* WHAT TO DO:
Leave out the pictures and transcribe the rest of the records exactly.

[Records from a dataset]
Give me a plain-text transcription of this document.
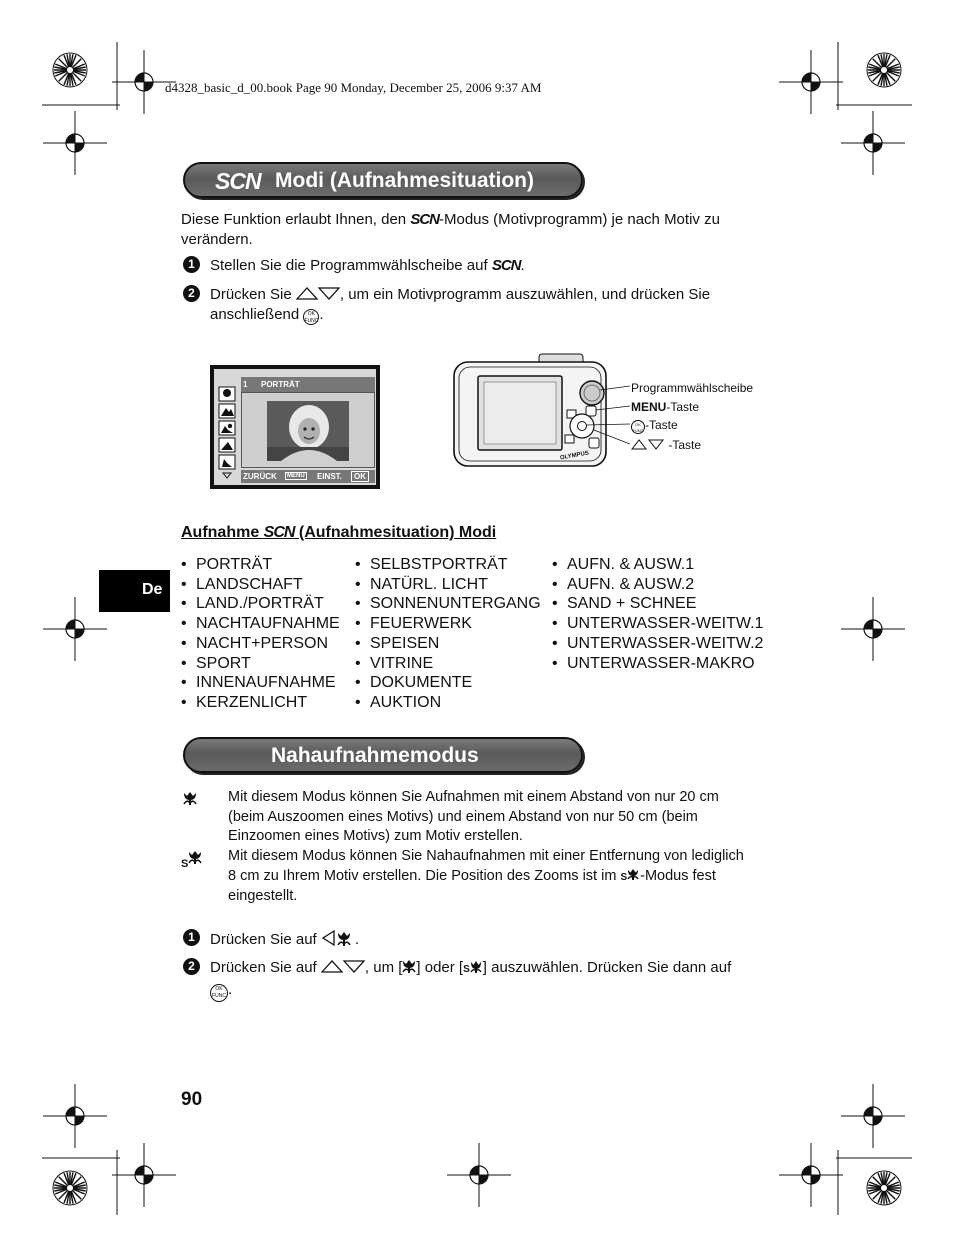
d4328_basic_d_00.book Page 90 Monday, December 25, 2006 9:37 AM
SCN Modi (Aufnahmesituation)
Diese Funktion erlaubt Ihnen, den SCN-Modus (Motivprogramm) je nach Motiv zu
verändern.
1	Stellen Sie die Programmwählscheibe auf SCN.
2	Drücken Sie	, um ein Motivprogramm auszuwählen, und drücken Sie
anschließend OK
FUNC.
1 PORTRÄT
ZURÜCK	MENU EINST.	OK
OLYMPUS
Programmwählscheibe
MENU-Taste
OK
FUNC-Taste
-Taste
De
Aufnahme SCN (Aufnahmesituation) Modi
• PORTRÄT
• LANDSCHAFT
• LAND./PORTRÄT
• NACHTAUFNAHME
• NACHT+PERSON
• SPORT
• INNENAUFNAHME
• KERZENLICHT
• SELBSTPORTRÄT
• NATÜRL. LICHT
• SONNENUNTERGANG
• FEUERWERK
• SPEISEN
• VITRINE
• DOKUMENTE
• AUKTION
• AUFN. & AUSW.1
• AUFN. & AUSW.2
• SAND + SCHNEE
• UNTERWASSER-WEITW.1
• UNTERWASSER-WEITW.2
• UNTERWASSER-MAKRO
Nahaufnahmemodus
Mit diesem Modus können Sie Aufnahmen mit einem Abstand von nur 20 cm
(beim Auszoomen eines Motivs) und einem Abstand von nur 50 cm (beim
Einzoomen eines Motivs) zum Motiv erstellen.
S	Mit diesem Modus können Sie Nahaufnahmen mit einer Entfernung von lediglich
8 cm zu Ihrem Motiv erstellen. Die Position des Zooms ist im S -Modus fest
eingestellt.
1	Drücken Sie auf .
2	Drücken Sie auf	, um [ ] oder [S ] auszuwählen. Drücken Sie dann auf
OK
FUNC .
90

* EXERCISE RESPONSE:
Give me a plain-text transcription of this document.
d4328_basic_d_00.book Page 90 Monday, December 25, 2006 9:37 AM
SCN Modi (Aufnahmesituation)
Diese Funktion erlaubt Ihnen, den SCN-Modus (Motivprogramm) je nach Motiv zu
verändern.
1	Stellen Sie die Programmwählscheibe auf SCN.
2	Drücken Sie	, um ein Motivprogramm auszuwählen, und drücken Sie
anschließend OK
FUNC.
1 PORTRÄT
ZURÜCK	MENU EINST.	OK
OLYMPUS
Programmwählscheibe
MENU-Taste
OK
FUNC-Taste
-Taste
De
Aufnahme SCN (Aufnahmesituation) Modi
• PORTRÄT
• LANDSCHAFT
• LAND./PORTRÄT
• NACHTAUFNAHME
• NACHT+PERSON
• SPORT
• INNENAUFNAHME
• KERZENLICHT
• SELBSTPORTRÄT
• NATÜRL. LICHT
• SONNENUNTERGANG
• FEUERWERK
• SPEISEN
• VITRINE
• DOKUMENTE
• AUKTION
• AUFN. & AUSW.1
• AUFN. & AUSW.2
• SAND + SCHNEE
• UNTERWASSER-WEITW.1
• UNTERWASSER-WEITW.2
• UNTERWASSER-MAKRO
Nahaufnahmemodus
Mit diesem Modus können Sie Aufnahmen mit einem Abstand von nur 20 cm
(beim Auszoomen eines Motivs) und einem Abstand von nur 50 cm (beim
Einzoomen eines Motivs) zum Motiv erstellen.
S	Mit diesem Modus können Sie Nahaufnahmen mit einer Entfernung von lediglich
8 cm zu Ihrem Motiv erstellen. Die Position des Zooms ist im S -Modus fest
eingestellt.
1	Drücken Sie auf .
2	Drücken Sie auf	, um [ ] oder [S ] auszuwählen. Drücken Sie dann auf
OK
FUNC .
90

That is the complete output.